**Stated exercise**
Render every entry verbatim.
────
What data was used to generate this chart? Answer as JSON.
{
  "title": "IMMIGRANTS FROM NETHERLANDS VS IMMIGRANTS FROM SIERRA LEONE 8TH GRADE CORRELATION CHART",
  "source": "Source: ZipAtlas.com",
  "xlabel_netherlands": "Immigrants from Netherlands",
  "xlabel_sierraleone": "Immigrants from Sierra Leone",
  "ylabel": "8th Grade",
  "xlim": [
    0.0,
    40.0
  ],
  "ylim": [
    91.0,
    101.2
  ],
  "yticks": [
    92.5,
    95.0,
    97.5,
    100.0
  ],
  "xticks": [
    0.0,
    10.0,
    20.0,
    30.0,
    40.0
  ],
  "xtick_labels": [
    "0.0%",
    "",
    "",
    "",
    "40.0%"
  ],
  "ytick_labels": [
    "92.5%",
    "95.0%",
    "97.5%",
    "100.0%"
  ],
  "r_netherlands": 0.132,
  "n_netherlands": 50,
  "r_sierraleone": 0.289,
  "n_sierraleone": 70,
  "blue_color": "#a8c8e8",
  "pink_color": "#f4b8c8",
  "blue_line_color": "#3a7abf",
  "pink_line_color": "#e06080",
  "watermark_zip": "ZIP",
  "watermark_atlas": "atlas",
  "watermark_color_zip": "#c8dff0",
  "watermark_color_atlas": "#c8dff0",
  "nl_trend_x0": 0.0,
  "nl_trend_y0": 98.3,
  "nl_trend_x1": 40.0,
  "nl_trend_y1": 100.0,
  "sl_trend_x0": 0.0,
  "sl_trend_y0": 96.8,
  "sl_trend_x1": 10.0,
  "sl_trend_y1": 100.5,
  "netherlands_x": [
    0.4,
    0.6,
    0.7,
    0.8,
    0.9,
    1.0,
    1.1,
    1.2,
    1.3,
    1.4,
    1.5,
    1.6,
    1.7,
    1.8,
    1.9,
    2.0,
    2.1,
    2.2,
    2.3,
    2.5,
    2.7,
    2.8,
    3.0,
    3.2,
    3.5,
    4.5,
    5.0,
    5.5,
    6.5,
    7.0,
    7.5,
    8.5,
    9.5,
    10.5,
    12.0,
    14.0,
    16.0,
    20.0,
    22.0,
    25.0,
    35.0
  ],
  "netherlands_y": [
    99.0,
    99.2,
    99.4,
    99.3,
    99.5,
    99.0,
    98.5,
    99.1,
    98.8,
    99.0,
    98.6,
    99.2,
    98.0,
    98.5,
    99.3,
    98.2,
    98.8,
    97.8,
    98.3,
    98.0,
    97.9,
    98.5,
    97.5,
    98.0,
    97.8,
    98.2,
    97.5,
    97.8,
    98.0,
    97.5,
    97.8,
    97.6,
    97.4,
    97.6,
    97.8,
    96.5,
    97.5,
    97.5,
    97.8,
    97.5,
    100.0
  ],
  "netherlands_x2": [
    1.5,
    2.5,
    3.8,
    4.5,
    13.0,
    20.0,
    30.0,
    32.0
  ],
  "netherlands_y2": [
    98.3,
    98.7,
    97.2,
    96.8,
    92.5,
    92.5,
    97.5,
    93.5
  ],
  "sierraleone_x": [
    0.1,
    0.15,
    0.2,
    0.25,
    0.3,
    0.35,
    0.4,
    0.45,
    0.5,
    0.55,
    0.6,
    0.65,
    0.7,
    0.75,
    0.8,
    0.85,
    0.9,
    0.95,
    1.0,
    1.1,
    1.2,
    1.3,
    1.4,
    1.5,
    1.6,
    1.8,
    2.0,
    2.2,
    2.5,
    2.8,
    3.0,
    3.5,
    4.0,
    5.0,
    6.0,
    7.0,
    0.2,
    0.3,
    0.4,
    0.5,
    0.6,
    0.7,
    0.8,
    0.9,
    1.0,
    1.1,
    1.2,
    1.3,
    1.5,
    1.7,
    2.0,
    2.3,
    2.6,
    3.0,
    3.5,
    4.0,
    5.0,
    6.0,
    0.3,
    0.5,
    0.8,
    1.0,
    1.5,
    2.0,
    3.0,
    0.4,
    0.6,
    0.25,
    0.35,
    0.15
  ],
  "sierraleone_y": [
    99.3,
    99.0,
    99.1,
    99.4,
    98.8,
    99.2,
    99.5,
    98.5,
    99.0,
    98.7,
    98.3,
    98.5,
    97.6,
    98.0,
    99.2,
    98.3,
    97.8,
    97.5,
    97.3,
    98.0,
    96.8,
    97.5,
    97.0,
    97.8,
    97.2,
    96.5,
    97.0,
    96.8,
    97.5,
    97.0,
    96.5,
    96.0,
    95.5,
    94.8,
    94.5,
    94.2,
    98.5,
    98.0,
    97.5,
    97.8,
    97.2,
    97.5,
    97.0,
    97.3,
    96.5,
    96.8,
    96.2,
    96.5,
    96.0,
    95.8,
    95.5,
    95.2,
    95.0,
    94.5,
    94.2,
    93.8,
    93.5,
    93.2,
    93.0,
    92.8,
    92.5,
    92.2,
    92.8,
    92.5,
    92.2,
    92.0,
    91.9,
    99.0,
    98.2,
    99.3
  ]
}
────
**Solution below**
What data was used to generate this chart? Answer as JSON.
{
  "title": "IMMIGRANTS FROM NETHERLANDS VS IMMIGRANTS FROM SIERRA LEONE 8TH GRADE CORRELATION CHART",
  "source": "Source: ZipAtlas.com",
  "xlabel_netherlands": "Immigrants from Netherlands",
  "xlabel_sierraleone": "Immigrants from Sierra Leone",
  "ylabel": "8th Grade",
  "xlim": [
    0.0,
    40.0
  ],
  "ylim": [
    91.0,
    101.2
  ],
  "yticks": [
    92.5,
    95.0,
    97.5,
    100.0
  ],
  "xticks": [
    0.0,
    10.0,
    20.0,
    30.0,
    40.0
  ],
  "xtick_labels": [
    "0.0%",
    "",
    "",
    "",
    "40.0%"
  ],
  "ytick_labels": [
    "92.5%",
    "95.0%",
    "97.5%",
    "100.0%"
  ],
  "r_netherlands": 0.132,
  "n_netherlands": 50,
  "r_sierraleone": 0.289,
  "n_sierraleone": 70,
  "blue_color": "#a8c8e8",
  "pink_color": "#f4b8c8",
  "blue_line_color": "#3a7abf",
  "pink_line_color": "#e06080",
  "watermark_zip": "ZIP",
  "watermark_atlas": "atlas",
  "watermark_color_zip": "#c8dff0",
  "watermark_color_atlas": "#c8dff0",
  "nl_trend_x0": 0.0,
  "nl_trend_y0": 98.3,
  "nl_trend_x1": 40.0,
  "nl_trend_y1": 100.0,
  "sl_trend_x0": 0.0,
  "sl_trend_y0": 96.8,
  "sl_trend_x1": 10.0,
  "sl_trend_y1": 100.5,
  "netherlands_x": [
    0.4,
    0.6,
    0.7,
    0.8,
    0.9,
    1.0,
    1.1,
    1.2,
    1.3,
    1.4,
    1.5,
    1.6,
    1.7,
    1.8,
    1.9,
    2.0,
    2.1,
    2.2,
    2.3,
    2.5,
    2.7,
    2.8,
    3.0,
    3.2,
    3.5,
    4.5,
    5.0,
    5.5,
    6.5,
    7.0,
    7.5,
    8.5,
    9.5,
    10.5,
    12.0,
    14.0,
    16.0,
    20.0,
    22.0,
    25.0,
    35.0
  ],
  "netherlands_y": [
    99.0,
    99.2,
    99.4,
    99.3,
    99.5,
    99.0,
    98.5,
    99.1,
    98.8,
    99.0,
    98.6,
    99.2,
    98.0,
    98.5,
    99.3,
    98.2,
    98.8,
    97.8,
    98.3,
    98.0,
    97.9,
    98.5,
    97.5,
    98.0,
    97.8,
    98.2,
    97.5,
    97.8,
    98.0,
    97.5,
    97.8,
    97.6,
    97.4,
    97.6,
    97.8,
    96.5,
    97.5,
    97.5,
    97.8,
    97.5,
    100.0
  ],
  "netherlands_x2": [
    1.5,
    2.5,
    3.8,
    4.5,
    13.0,
    20.0,
    30.0,
    32.0
  ],
  "netherlands_y2": [
    98.3,
    98.7,
    97.2,
    96.8,
    92.5,
    92.5,
    97.5,
    93.5
  ],
  "sierraleone_x": [
    0.1,
    0.15,
    0.2,
    0.25,
    0.3,
    0.35,
    0.4,
    0.45,
    0.5,
    0.55,
    0.6,
    0.65,
    0.7,
    0.75,
    0.8,
    0.85,
    0.9,
    0.95,
    1.0,
    1.1,
    1.2,
    1.3,
    1.4,
    1.5,
    1.6,
    1.8,
    2.0,
    2.2,
    2.5,
    2.8,
    3.0,
    3.5,
    4.0,
    5.0,
    6.0,
    7.0,
    0.2,
    0.3,
    0.4,
    0.5,
    0.6,
    0.7,
    0.8,
    0.9,
    1.0,
    1.1,
    1.2,
    1.3,
    1.5,
    1.7,
    2.0,
    2.3,
    2.6,
    3.0,
    3.5,
    4.0,
    5.0,
    6.0,
    0.3,
    0.5,
    0.8,
    1.0,
    1.5,
    2.0,
    3.0,
    0.4,
    0.6,
    0.25,
    0.35,
    0.15
  ],
  "sierraleone_y": [
    99.3,
    99.0,
    99.1,
    99.4,
    98.8,
    99.2,
    99.5,
    98.5,
    99.0,
    98.7,
    98.3,
    98.5,
    97.6,
    98.0,
    99.2,
    98.3,
    97.8,
    97.5,
    97.3,
    98.0,
    96.8,
    97.5,
    97.0,
    97.8,
    97.2,
    96.5,
    97.0,
    96.8,
    97.5,
    97.0,
    96.5,
    96.0,
    95.5,
    94.8,
    94.5,
    94.2,
    98.5,
    98.0,
    97.5,
    97.8,
    97.2,
    97.5,
    97.0,
    97.3,
    96.5,
    96.8,
    96.2,
    96.5,
    96.0,
    95.8,
    95.5,
    95.2,
    95.0,
    94.5,
    94.2,
    93.8,
    93.5,
    93.2,
    93.0,
    92.8,
    92.5,
    92.2,
    92.8,
    92.5,
    92.2,
    92.0,
    91.9,
    99.0,
    98.2,
    99.3
  ]
}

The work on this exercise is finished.